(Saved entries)

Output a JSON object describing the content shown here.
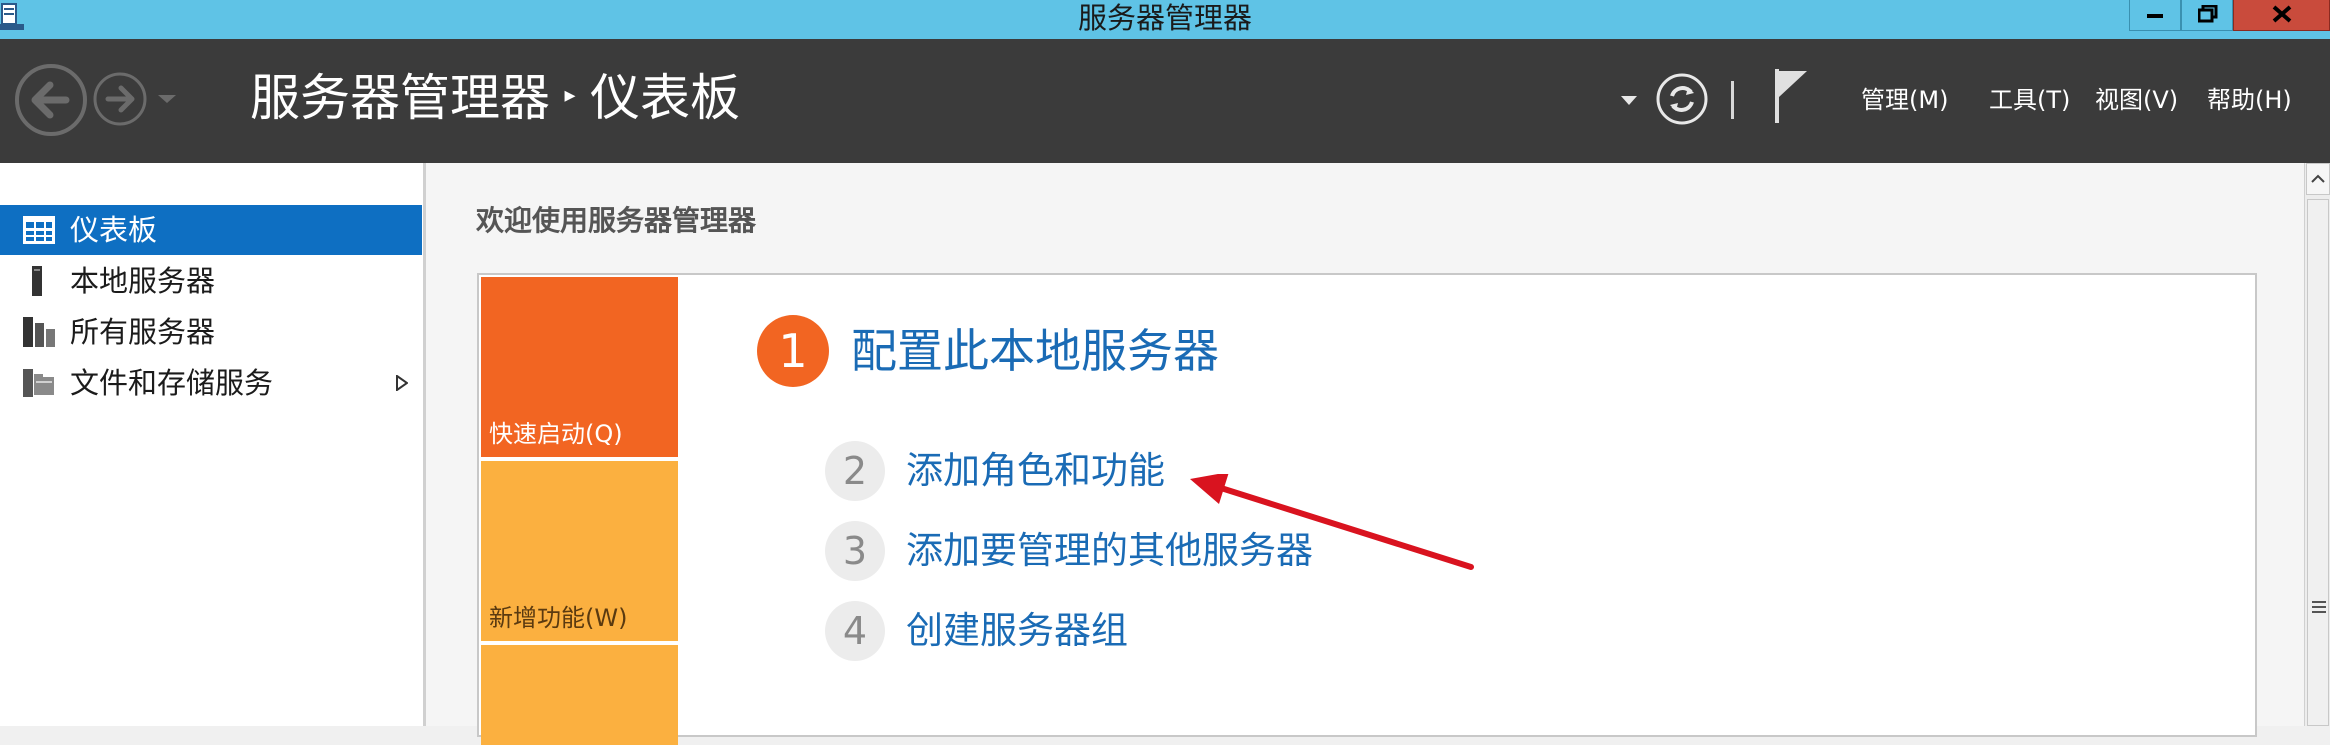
{
  "window": {
    "title": "服务器管理器"
  },
  "header": {
    "breadcrumb": {
      "app": "服务器管理器",
      "separator": "▸",
      "page": "仪表板"
    },
    "menus": [
      {
        "label": "管理(M)"
      },
      {
        "label": "工具(T)"
      },
      {
        "label": "视图(V)"
      },
      {
        "label": "帮助(H)"
      }
    ]
  },
  "sidebar": {
    "items": [
      {
        "label": "仪表板",
        "selected": true,
        "icon": "dashboard-icon"
      },
      {
        "label": "本地服务器",
        "selected": false,
        "icon": "server-icon"
      },
      {
        "label": "所有服务器",
        "selected": false,
        "icon": "servers-icon"
      },
      {
        "label": "文件和存储服务",
        "selected": false,
        "icon": "file-storage-icon",
        "expandable": true
      }
    ]
  },
  "main": {
    "welcome_title": "欢迎使用服务器管理器",
    "tiles": [
      {
        "label": "快速启动(Q)"
      },
      {
        "label": "新增功能(W)"
      }
    ],
    "steps": [
      {
        "number": "1",
        "label": "配置此本地服务器"
      },
      {
        "number": "2",
        "label": "添加角色和功能"
      },
      {
        "number": "3",
        "label": "添加要管理的其他服务器"
      },
      {
        "number": "4",
        "label": "创建服务器组"
      }
    ]
  },
  "colors": {
    "titlebar": "#5fc3e6",
    "header": "#3b3b3b",
    "selection": "#0e6fc2",
    "accent_orange": "#f26522",
    "tile_yellow": "#fbb040",
    "link_blue": "#1a6bb5",
    "annotation_arrow": "#d9131f"
  }
}
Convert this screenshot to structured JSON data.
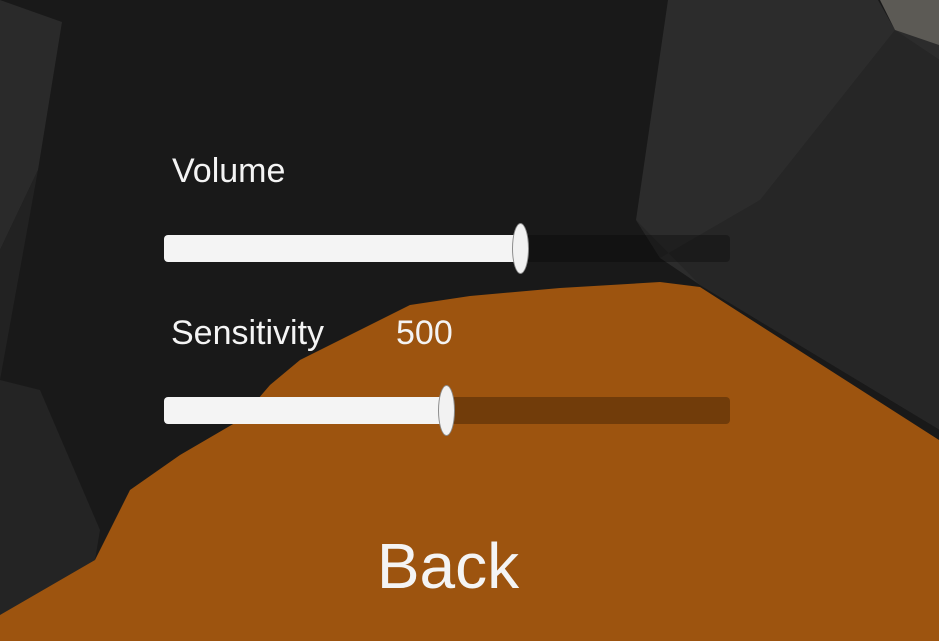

__Do this__: From the entries above, pull out each line that includes "icon".

__The result__:
        "icon": "dashboard-icon"
        "icon": "server-icon"
        "icon": "servers-icon"
        "icon": "file-storage-icon",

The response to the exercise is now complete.